Dataset entries:
------------------------------------------------

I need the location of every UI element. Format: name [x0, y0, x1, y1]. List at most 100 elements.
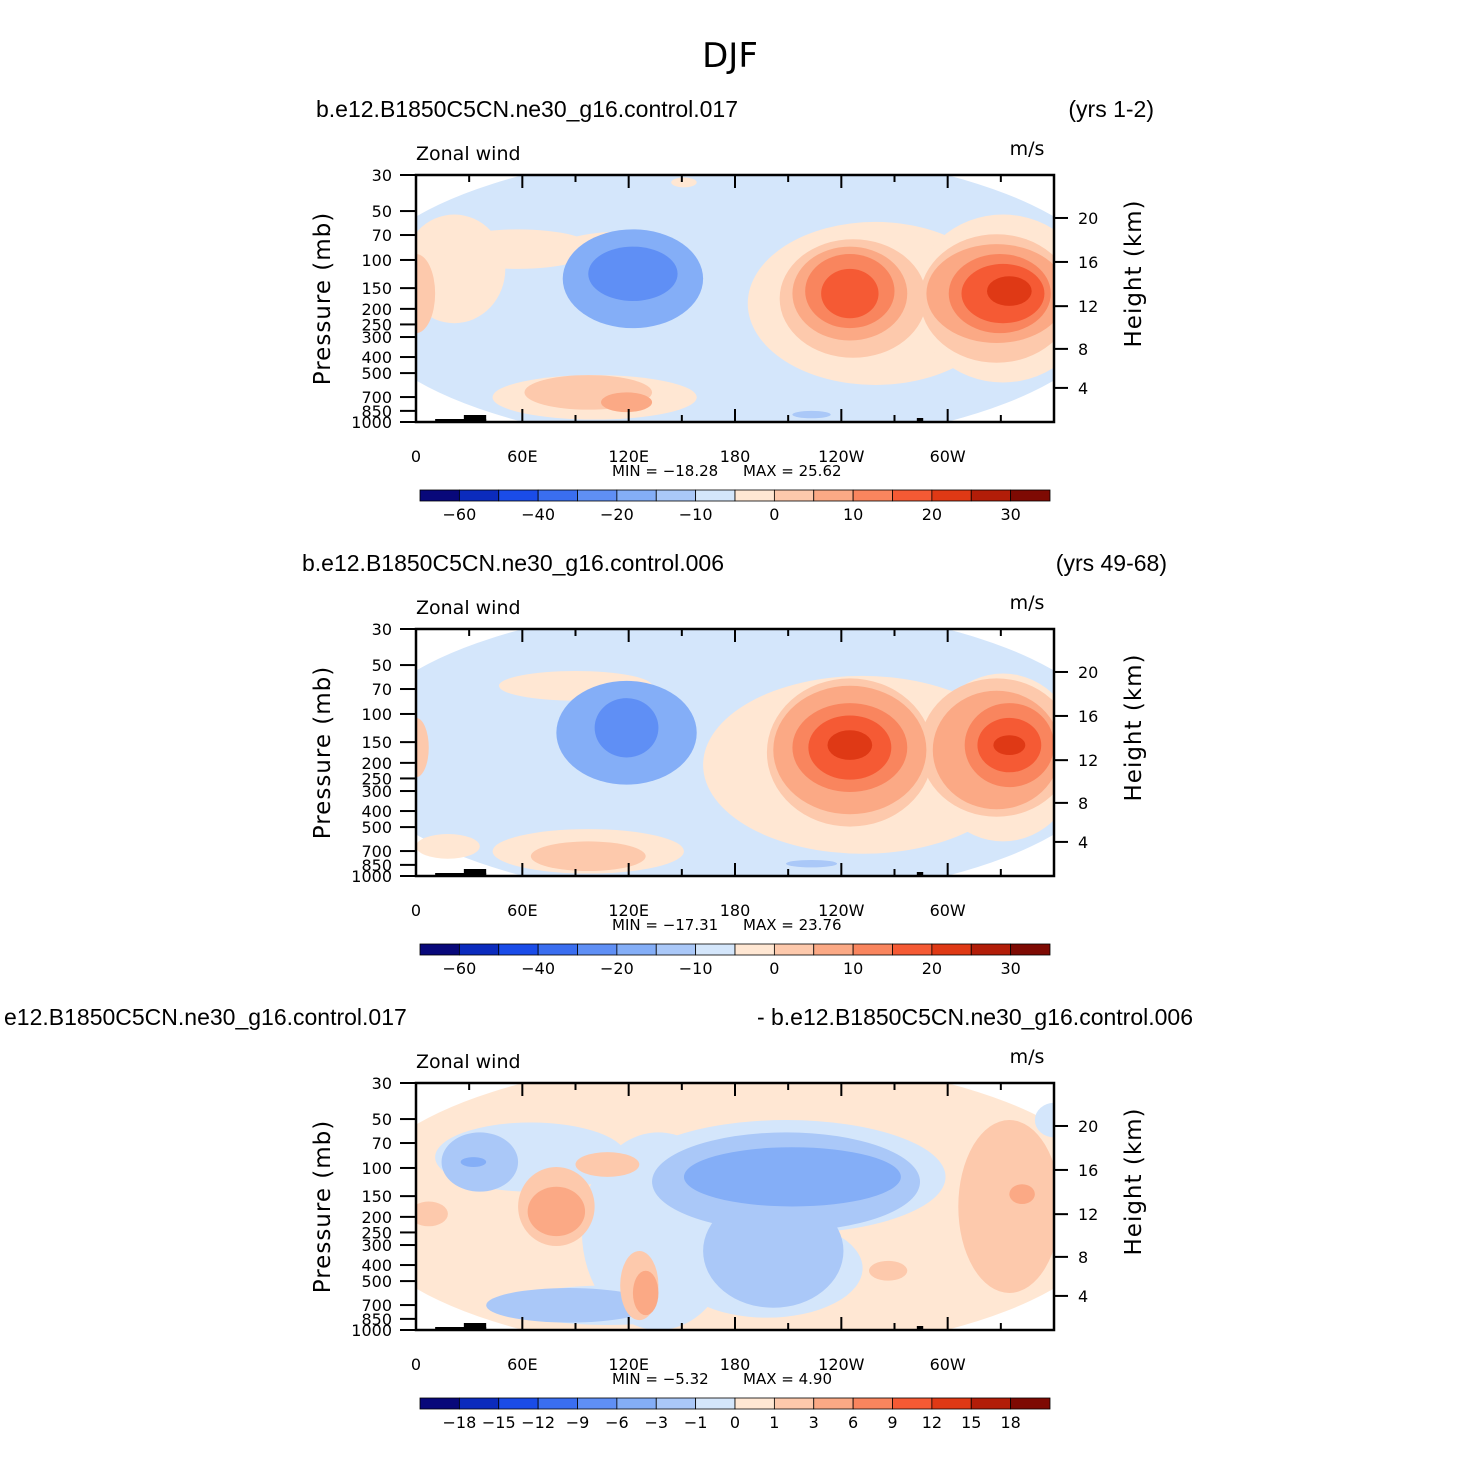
colorbar-box — [773, 943, 815, 956]
colorbar-box — [695, 489, 736, 502]
y-right-axis-label: Height (km) — [1121, 199, 1147, 347]
colorbar-box — [970, 943, 1012, 956]
y-tick-label: 1000 — [351, 413, 392, 432]
x-tick-label: 60W — [930, 447, 966, 466]
colorbar-label: −40 — [521, 505, 555, 524]
colorbar-box — [537, 489, 578, 502]
contour-region — [827, 730, 873, 760]
colorbar: −60 −40 −20 −10 0 10 20 30 — [419, 489, 1051, 524]
x-tick-label: 0 — [411, 1355, 421, 1374]
colorbar-box — [970, 1397, 1012, 1410]
x-tick-label: 120E — [608, 901, 649, 920]
units-label: m/s — [1010, 138, 1045, 160]
y-right-tick-label: 4 — [1078, 833, 1088, 852]
colorbar-box — [734, 489, 775, 502]
y-right-tick-label: 16 — [1078, 707, 1098, 726]
y-tick-label: 500 — [361, 1272, 392, 1291]
colorbar-box — [577, 1397, 618, 1410]
colorbar-box — [852, 1397, 893, 1410]
y-tick-label: 400 — [361, 1256, 392, 1275]
y-right-tick-label: 8 — [1078, 794, 1088, 813]
contour-region — [441, 229, 595, 269]
min-label: MIN = −17.31 — [612, 916, 718, 934]
contour-region — [792, 410, 831, 419]
panel-3: e12.B1850C5CN.ne30_g16.control.017 - b.e1… — [4, 1004, 1193, 1432]
colorbar-box — [655, 943, 697, 956]
y-tick-label: 200 — [361, 1208, 392, 1227]
contour-region — [588, 246, 678, 301]
max-label: MAX = 25.62 — [743, 462, 842, 480]
y-tick-label: 70 — [372, 1134, 392, 1153]
y-right-tick-label: 16 — [1078, 1161, 1098, 1180]
colorbar-label: 15 — [961, 1413, 981, 1432]
x-tick-label: 180 — [720, 1355, 751, 1374]
years-label: (yrs 1-2) — [1068, 96, 1154, 122]
colorbar-box — [1010, 943, 1051, 956]
colorbar-box — [734, 943, 775, 956]
contour-region — [575, 1152, 640, 1177]
y-tick-label: 150 — [361, 733, 392, 752]
colorbar-box — [852, 943, 893, 956]
contour-region — [993, 735, 1026, 755]
x-tick-label: 60E — [507, 447, 537, 466]
y-tick-label: 700 — [361, 842, 392, 861]
y-right-axis-label: Height (km) — [1121, 653, 1147, 801]
y-tick-label: 70 — [372, 226, 392, 245]
colorbar-label: −10 — [679, 505, 713, 524]
x-tick-label: 120E — [608, 447, 649, 466]
y-tick-label: 700 — [361, 388, 392, 407]
y-tick-label: 250 — [361, 1223, 392, 1242]
y-axis-label: Pressure (mb) — [310, 212, 336, 385]
colorbar-label: −15 — [482, 1413, 516, 1432]
colorbar-box — [813, 943, 854, 956]
colorbar-label: 30 — [1000, 505, 1020, 524]
contour-region — [416, 254, 436, 334]
contour-region — [987, 276, 1032, 306]
years-label: (yrs 49-68) — [1056, 550, 1167, 576]
y-right-tick-label: 16 — [1078, 253, 1098, 272]
colorbar: −18 −15 −12 −9 −6 −3 −1 0 1 3 6 9 12 15 18 — [419, 1397, 1051, 1432]
topography — [463, 1323, 487, 1330]
colorbar-label: 20 — [922, 959, 942, 978]
y-tick-label: 300 — [361, 1236, 392, 1255]
topography — [435, 873, 487, 876]
y-tick-label: 150 — [361, 279, 392, 298]
contour-region — [527, 1186, 586, 1237]
x-tick-label: 60E — [507, 901, 537, 920]
y-tick-label: 50 — [372, 202, 392, 221]
y-tick-label: 100 — [361, 251, 392, 270]
topography — [463, 869, 487, 876]
colorbar-label: 12 — [922, 1413, 942, 1432]
y-tick-label: 150 — [361, 1187, 392, 1206]
y-tick-label: 50 — [372, 1110, 392, 1129]
colorbar-box — [813, 1397, 854, 1410]
colorbar-label: 1 — [769, 1413, 779, 1432]
colorbar-box — [970, 489, 1012, 502]
colorbar-label: −12 — [521, 1413, 555, 1432]
max-label: MAX = 23.76 — [743, 916, 842, 934]
units-label: m/s — [1010, 1046, 1045, 1068]
y-tick-label: 30 — [372, 620, 392, 639]
y-axis-label: Pressure (mb) — [310, 1120, 336, 1293]
topography — [916, 872, 924, 876]
colorbar-box — [458, 1397, 500, 1410]
contour-region — [601, 392, 653, 413]
x-tick-label: 60E — [507, 1355, 537, 1374]
contour-region — [486, 1288, 653, 1323]
colorbar-box — [458, 943, 500, 956]
colorbar: −60 −40 −20 −10 0 10 20 30 — [419, 943, 1051, 978]
colorbar-label: 18 — [1000, 1413, 1020, 1432]
contour-region — [821, 268, 879, 319]
colorbar-box — [892, 943, 933, 956]
y-right-tick-label: 20 — [1078, 1117, 1098, 1136]
y-right-tick-label: 20 — [1078, 209, 1098, 228]
x-tick-label: 60W — [930, 1355, 966, 1374]
colorbar-label: −20 — [600, 959, 634, 978]
colorbar-box — [892, 1397, 933, 1410]
y-tick-label: 700 — [361, 1296, 392, 1315]
y-tick-label: 300 — [361, 782, 392, 801]
y-tick-label: 500 — [361, 818, 392, 837]
y-tick-label: 30 — [372, 1074, 392, 1093]
colorbar-label: −60 — [442, 959, 476, 978]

------------------------------------------------

Problem: Reproduce every listing with "contour-region" swapped for "contour-area" wherever it occurs, leaving everything else unchanged. Omit the pictures from your answer.

Worked solution:
I need the location of every UI element. Format: name [x0, y0, x1, y1]. List at most 100 elements.
colorbar-box — [773, 943, 815, 956]
colorbar-box — [695, 489, 736, 502]
y-right-axis-label: Height (km) — [1121, 199, 1147, 347]
colorbar-box — [970, 943, 1012, 956]
y-tick-label: 1000 — [351, 413, 392, 432]
x-tick-label: 60W — [930, 447, 966, 466]
colorbar-label: −40 — [521, 505, 555, 524]
colorbar-box — [537, 489, 578, 502]
contour-area — [827, 730, 873, 760]
colorbar: −60 −40 −20 −10 0 10 20 30 — [419, 489, 1051, 524]
x-tick-label: 0 — [411, 1355, 421, 1374]
colorbar-box — [970, 1397, 1012, 1410]
x-tick-label: 120E — [608, 901, 649, 920]
units-label: m/s — [1010, 138, 1045, 160]
y-right-tick-label: 4 — [1078, 833, 1088, 852]
colorbar-box — [734, 489, 775, 502]
y-right-tick-label: 16 — [1078, 707, 1098, 726]
y-tick-label: 500 — [361, 1272, 392, 1291]
colorbar-box — [577, 1397, 618, 1410]
colorbar-box — [852, 1397, 893, 1410]
y-tick-label: 400 — [361, 1256, 392, 1275]
y-right-tick-label: 8 — [1078, 794, 1088, 813]
contour-area — [441, 229, 595, 269]
min-label: MIN = −17.31 — [612, 916, 718, 934]
contour-area — [792, 410, 831, 419]
panel-3: e12.B1850C5CN.ne30_g16.control.017 - b.e1… — [4, 1004, 1193, 1432]
colorbar-box — [655, 943, 697, 956]
y-tick-label: 200 — [361, 1208, 392, 1227]
contour-area — [588, 246, 678, 301]
max-label: MAX = 25.62 — [743, 462, 842, 480]
y-tick-label: 70 — [372, 1134, 392, 1153]
y-right-tick-label: 16 — [1078, 1161, 1098, 1180]
colorbar-label: 15 — [961, 1413, 981, 1432]
x-tick-label: 180 — [720, 1355, 751, 1374]
years-label: (yrs 1-2) — [1068, 96, 1154, 122]
colorbar-box — [1010, 943, 1051, 956]
colorbar-box — [734, 943, 775, 956]
contour-area — [575, 1152, 640, 1177]
y-tick-label: 150 — [361, 733, 392, 752]
colorbar-box — [852, 943, 893, 956]
contour-area — [993, 735, 1026, 755]
x-tick-label: 60E — [507, 447, 537, 466]
y-tick-label: 700 — [361, 842, 392, 861]
y-right-axis-label: Height (km) — [1121, 653, 1147, 801]
y-tick-label: 70 — [372, 226, 392, 245]
colorbar-label: −10 — [679, 505, 713, 524]
x-tick-label: 120E — [608, 447, 649, 466]
y-tick-label: 700 — [361, 388, 392, 407]
y-tick-label: 250 — [361, 1223, 392, 1242]
y-axis-label: Pressure (mb) — [310, 212, 336, 385]
colorbar-label: −15 — [482, 1413, 516, 1432]
colorbar-box — [813, 943, 854, 956]
colorbar-label: 30 — [1000, 505, 1020, 524]
contour-area — [416, 254, 436, 334]
contour-area — [987, 276, 1032, 306]
years-label: (yrs 49-68) — [1056, 550, 1167, 576]
y-right-tick-label: 16 — [1078, 253, 1098, 272]
colorbar: −18 −15 −12 −9 −6 −3 −1 0 1 3 6 9 12 15 18 — [419, 1397, 1051, 1432]
topography — [463, 1323, 487, 1330]
colorbar-label: 20 — [922, 959, 942, 978]
y-tick-label: 300 — [361, 1236, 392, 1255]
topography — [435, 873, 487, 876]
y-tick-label: 150 — [361, 279, 392, 298]
contour-area — [527, 1186, 586, 1237]
x-tick-label: 60E — [507, 901, 537, 920]
y-tick-label: 50 — [372, 202, 392, 221]
y-tick-label: 100 — [361, 251, 392, 270]
topography — [463, 869, 487, 876]
colorbar-label: 12 — [922, 1413, 942, 1432]
y-tick-label: 150 — [361, 1187, 392, 1206]
y-tick-label: 50 — [372, 1110, 392, 1129]
colorbar-box — [813, 1397, 854, 1410]
colorbar-label: 1 — [769, 1413, 779, 1432]
colorbar-box — [970, 489, 1012, 502]
colorbar-label: −12 — [521, 1413, 555, 1432]
max-label: MAX = 23.76 — [743, 916, 842, 934]
units-label: m/s — [1010, 1046, 1045, 1068]
y-tick-label: 30 — [372, 620, 392, 639]
y-axis-label: Pressure (mb) — [310, 1120, 336, 1293]
topography — [916, 872, 924, 876]
colorbar-box — [458, 1397, 500, 1410]
contour-area — [601, 392, 653, 413]
x-tick-label: 60E — [507, 1355, 537, 1374]
contour-area — [486, 1288, 653, 1323]
colorbar-box — [458, 943, 500, 956]
colorbar: −60 −40 −20 −10 0 10 20 30 — [419, 943, 1051, 978]
colorbar-label: 18 — [1000, 1413, 1020, 1432]
contour-area — [821, 268, 879, 319]
colorbar-box — [892, 943, 933, 956]
y-right-tick-label: 20 — [1078, 1117, 1098, 1136]
y-right-tick-label: 20 — [1078, 209, 1098, 228]
x-tick-label: 60W — [930, 1355, 966, 1374]
colorbar-label: −20 — [600, 959, 634, 978]
colorbar-box — [892, 1397, 933, 1410]
y-tick-label: 700 — [361, 1296, 392, 1315]
y-tick-label: 300 — [361, 782, 392, 801]
y-tick-label: 500 — [361, 818, 392, 837]
y-tick-label: 30 — [372, 1074, 392, 1093]
colorbar-label: −60 — [442, 959, 476, 978]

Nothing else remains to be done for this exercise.